## EXERCISE
Faithfully return all lines, omitting every embedded picture.

____ INPUT DATA

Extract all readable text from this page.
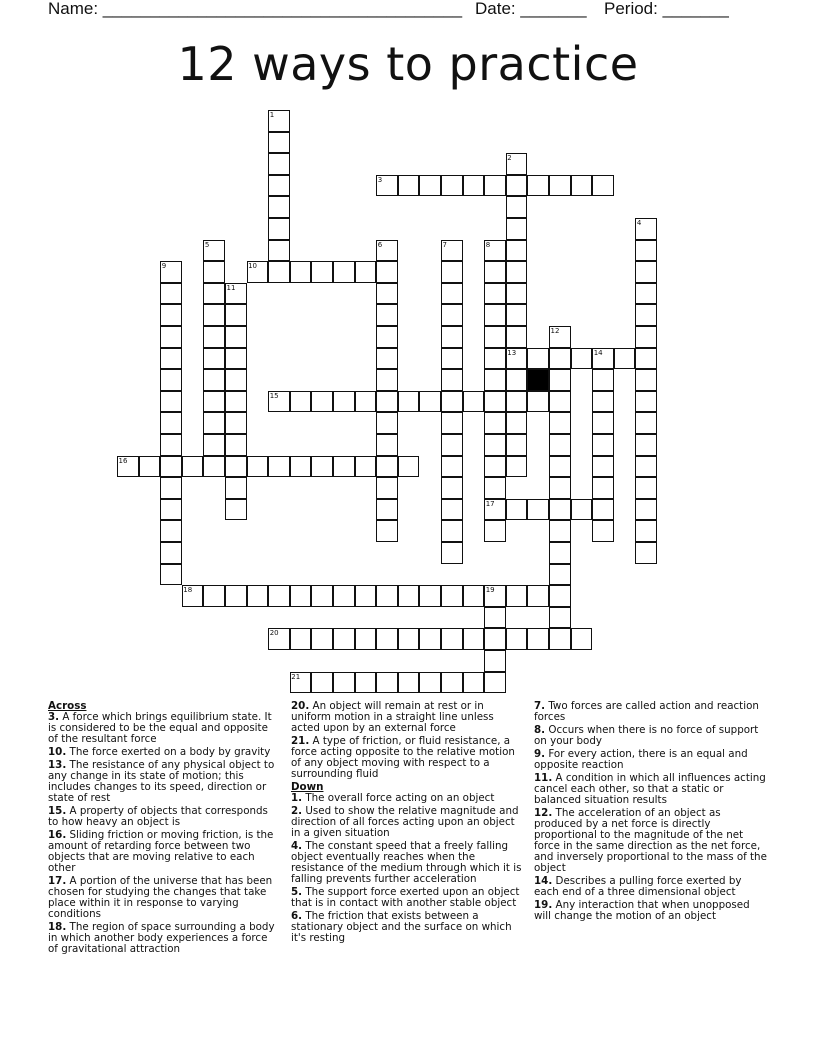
Name: ______________________________________ Date: _______ Period: _______
12 ways to practice
1
2
3
4
5	6	7	8
9	10
11
12
13	14
15
16
17
18	19
20
21
Across
3. A force which brings equilibrium state. It is considered to be the equal and opposite of the resultant force
10. The force exerted on a body by gravity
13. The resistance of any physical object to any change in its state of motion; this includes changes to its speed, direction or state of rest
15. A property of objects that corresponds to how heavy an object is
16. Sliding friction or moving friction, is the amount of retarding force between two objects that are moving relative to each other
17. A portion of the universe that has been chosen for studying the changes that take place within it in response to varying conditions
18. The region of space surrounding a body in which another body experiences a force of gravitational attraction
20. An object will remain at rest or in uniform motion in a straight line unless acted upon by an external force
21. A type of friction, or fluid resistance, a force acting opposite to the relative motion of any object moving with respect to a surrounding fluid
Down
1. The overall force acting on an object
2. Used to show the relative magnitude and direction of all forces acting upon an object in a given situation
4. The constant speed that a freely falling object eventually reaches when the resistance of the medium through which it is falling prevents further acceleration
5. The support force exerted upon an object that is in contact with another stable object
6. The friction that exists between a stationary object and the surface on which it's resting
7. Two forces are called action and reaction forces
8. Occurs when there is no force of support on your body
9. For every action, there is an equal and opposite reaction
11. A condition in which all influences acting cancel each other, so that a static or balanced situation results
12. The acceleration of an object as produced by a net force is directly proportional to the magnitude of the net force in the same direction as the net force, and inversely proportional to the mass of the object
14. Describes a pulling force exerted by each end of a three dimensional object
19. Any interaction that when unopposed will change the motion of an object
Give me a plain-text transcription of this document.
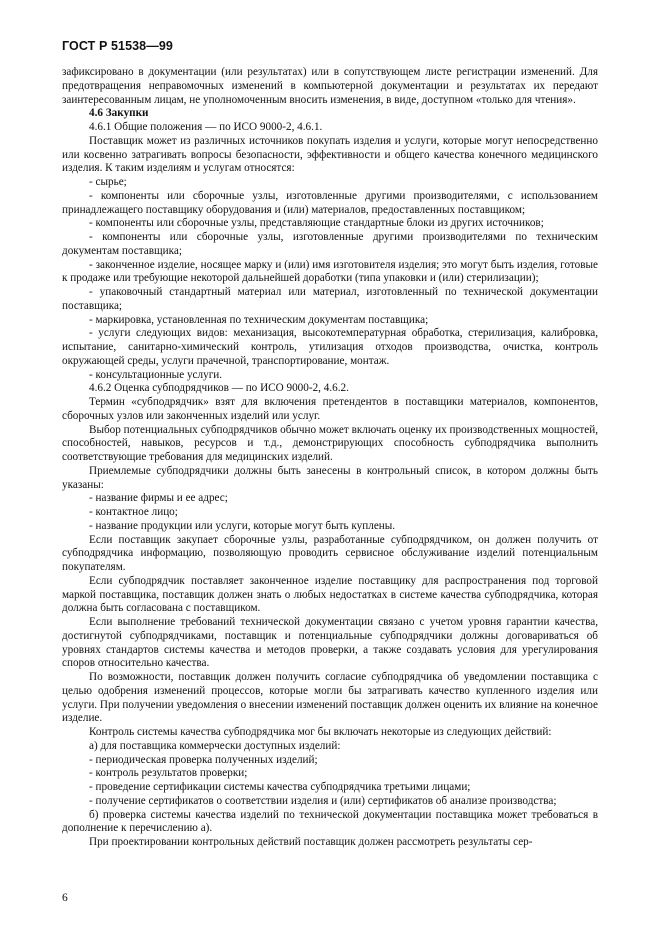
ГОСТ Р 51538—99

зафиксировано в документации (или результатах) или в сопутствующем листе регистрации изменений. Для предотвращения неправомочных изменений в компьютерной документации и результатах их передают заинтересованным лицам, не уполномоченным вносить изменения, в виде, доступном «только для чтения».

4.6 Закупки

4.6.1 Общие положения — по ИСО 9000-2, 4.6.1.

Поставщик может из различных источников покупать изделия и услуги, которые могут непосредственно или косвенно затрагивать вопросы безопасности, эффективности и общего качества конечного медицинского изделия. К таким изделиям и услугам относятся:

- сырье;

- компоненты или сборочные узлы, изготовленные другими производителями, с использованием принадлежащего поставщику оборудования и (или) материалов, предоставленных поставщиком;

- компоненты или сборочные узлы, представляющие стандартные блоки из других источников;

- компоненты или сборочные узлы, изготовленные другими производителями по техническим документам поставщика;

- законченное изделие, носящее марку и (или) имя изготовителя изделия; это могут быть изделия, готовые к продаже или требующие некоторой дальнейшей доработки (типа упаковки и (или) стерилизации);

- упаковочный стандартный материал или материал, изготовленный по технической документации поставщика;

- маркировка, установленная по техническим документам поставщика;

- услуги следующих видов: механизация, высокотемпературная обработка, стерилизация, калибровка, испытание, санитарно-химический контроль, утилизация отходов производства, очистка, контроль окружающей среды, услуги прачечной, транспортирование, монтаж.

- консультационные услуги.

4.6.2 Оценка субподрядчиков — по ИСО 9000-2, 4.6.2.

Термин «субподрядчик» взят для включения претендентов в поставщики материалов, компонентов, сборочных узлов или законченных изделий или услуг.

Выбор потенциальных субподрядчиков обычно может включать оценку их производственных мощностей, способностей, навыков, ресурсов и т.д., демонстрирующих способность субподрядчика выполнить соответствующие требования для медицинских изделий.

Приемлемые субподрядчики должны быть занесены в контрольный список, в котором должны быть указаны:

- название фирмы и ее адрес;

- контактное лицо;

- название продукции или услуги, которые могут быть куплены.

Если поставщик закупает сборочные узлы, разработанные субподрядчиком, он должен получить от субподрядчика информацию, позволяющую проводить сервисное обслуживание изделий потенциальным покупателям.

Если субподрядчик поставляет законченное изделие поставщику для распространения под торговой маркой поставщика, поставщик должен знать о любых недостатках в системе качества субподрядчика, которая должна быть согласована с поставщиком.

Если выполнение требований технической документации связано с учетом уровня гарантии качества, достигнутой субподрядчиками, поставщик и потенциальные субподрядчики должны договариваться об уровнях стандартов системы качества и методов проверки, а также создавать условия для урегулирования споров относительно качества.

По возможности, поставщик должен получить согласие субподрядчика об уведомлении поставщика с целью одобрения изменений процессов, которые могли бы затрагивать качество купленного изделия или услуги. При получении уведомления о внесении изменений поставщик должен оценить их влияние на конечное изделие.

Контроль системы качества субподрядчика мог бы включать некоторые из следующих действий:

а) для поставщика коммерчески доступных изделий:

- периодическая проверка полученных изделий;

- контроль результатов проверки;

- проведение сертификации системы качества субподрядчика третьими лицами;

- получение сертификатов о соответствии изделия и (или) сертификатов об анализе производства;

б) проверка системы качества изделий по технической документации поставщика может требоваться в дополнение к перечислению а).

При проектировании контрольных действий поставщик должен рассмотреть результаты сер-

6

________

## WRITTEN REPLY
Extract all readable text from this page.
Name: ______________________________________ Date: _______ Period: _______
12 ways to practice
1
2
3
4
5	6	7	8
9	10
11
12
13	14
15
16
17
18	19
20
21
Across
3. A force which brings equilibrium state. It is considered to be the equal and opposite of the resultant force
10. The force exerted on a body by gravity
13. The resistance of any physical object to any change in its state of motion; this includes changes to its speed, direction or state of rest
15. A property of objects that corresponds to how heavy an object is
16. Sliding friction or moving friction, is the amount of retarding force between two objects that are moving relative to each other
17. A portion of the universe that has been chosen for studying the changes that take place within it in response to varying conditions
18. The region of space surrounding a body in which another body experiences a force of gravitational attraction
20. An object will remain at rest or in uniform motion in a straight line unless acted upon by an external force
21. A type of friction, or fluid resistance, a force acting opposite to the relative motion of any object moving with respect to a surrounding fluid
Down
1. The overall force acting on an object
2. Used to show the relative magnitude and direction of all forces acting upon an object in a given situation
4. The constant speed that a freely falling object eventually reaches when the resistance of the medium through which it is falling prevents further acceleration
5. The support force exerted upon an object that is in contact with another stable object
6. The friction that exists between a stationary object and the surface on which it's resting
7. Two forces are called action and reaction forces
8. Occurs when there is no force of support on your body
9. For every action, there is an equal and opposite reaction
11. A condition in which all influences acting cancel each other, so that a static or balanced situation results
12. The acceleration of an object as produced by a net force is directly proportional to the magnitude of the net force in the same direction as the net force, and inversely proportional to the mass of the object
14. Describes a pulling force exerted by each end of a three dimensional object
19. Any interaction that when unopposed will change the motion of an object
Give me a plain-text transcription of this document.
ГОСТ Р 51538—99

зафиксировано в документации (или результатах) или в сопутствующем листе регистрации изменений. Для предотвращения неправомочных изменений в компьютерной документации и результатах их передают заинтересованным лицам, не уполномоченным вносить изменения, в виде, доступном «только для чтения».

4.6 Закупки

4.6.1 Общие положения — по ИСО 9000-2, 4.6.1.

Поставщик может из различных источников покупать изделия и услуги, которые могут непосредственно или косвенно затрагивать вопросы безопасности, эффективности и общего качества конечного медицинского изделия. К таким изделиям и услугам относятся:

- сырье;

- компоненты или сборочные узлы, изготовленные другими производителями, с использованием принадлежащего поставщику оборудования и (или) материалов, предоставленных поставщиком;

- компоненты или сборочные узлы, представляющие стандартные блоки из других источников;

- компоненты или сборочные узлы, изготовленные другими производителями по техническим документам поставщика;

- законченное изделие, носящее марку и (или) имя изготовителя изделия; это могут быть изделия, готовые к продаже или требующие некоторой дальнейшей доработки (типа упаковки и (или) стерилизации);

- упаковочный стандартный материал или материал, изготовленный по технической документации поставщика;

- маркировка, установленная по техническим документам поставщика;

- услуги следующих видов: механизация, высокотемпературная обработка, стерилизация, калибровка, испытание, санитарно-химический контроль, утилизация отходов производства, очистка, контроль окружающей среды, услуги прачечной, транспортирование, монтаж.

- консультационные услуги.

4.6.2 Оценка субподрядчиков — по ИСО 9000-2, 4.6.2.

Термин «субподрядчик» взят для включения претендентов в поставщики материалов, компонентов, сборочных узлов или законченных изделий или услуг.

Выбор потенциальных субподрядчиков обычно может включать оценку их производственных мощностей, способностей, навыков, ресурсов и т.д., демонстрирующих способность субподрядчика выполнить соответствующие требования для медицинских изделий.

Приемлемые субподрядчики должны быть занесены в контрольный список, в котором должны быть указаны:

- название фирмы и ее адрес;

- контактное лицо;

- название продукции или услуги, которые могут быть куплены.

Если поставщик закупает сборочные узлы, разработанные субподрядчиком, он должен получить от субподрядчика информацию, позволяющую проводить сервисное обслуживание изделий потенциальным покупателям.

Если субподрядчик поставляет законченное изделие поставщику для распространения под торговой маркой поставщика, поставщик должен знать о любых недостатках в системе качества субподрядчика, которая должна быть согласована с поставщиком.

Если выполнение требований технической документации связано с учетом уровня гарантии качества, достигнутой субподрядчиками, поставщик и потенциальные субподрядчики должны договариваться об уровнях стандартов системы качества и методов проверки, а также создавать условия для урегулирования споров относительно качества.

По возможности, поставщик должен получить согласие субподрядчика об уведомлении поставщика с целью одобрения изменений процессов, которые могли бы затрагивать качество купленного изделия или услуги. При получении уведомления о внесении изменений поставщик должен оценить их влияние на конечное изделие.

Контроль системы качества субподрядчика мог бы включать некоторые из следующих действий:

а) для поставщика коммерчески доступных изделий:

- периодическая проверка полученных изделий;

- контроль результатов проверки;

- проведение сертификации системы качества субподрядчика третьими лицами;

- получение сертификатов о соответствии изделия и (или) сертификатов об анализе производства;

б) проверка системы качества изделий по технической документации поставщика может требоваться в дополнение к перечислению а).

При проектировании контрольных действий поставщик должен рассмотреть результаты сер-

6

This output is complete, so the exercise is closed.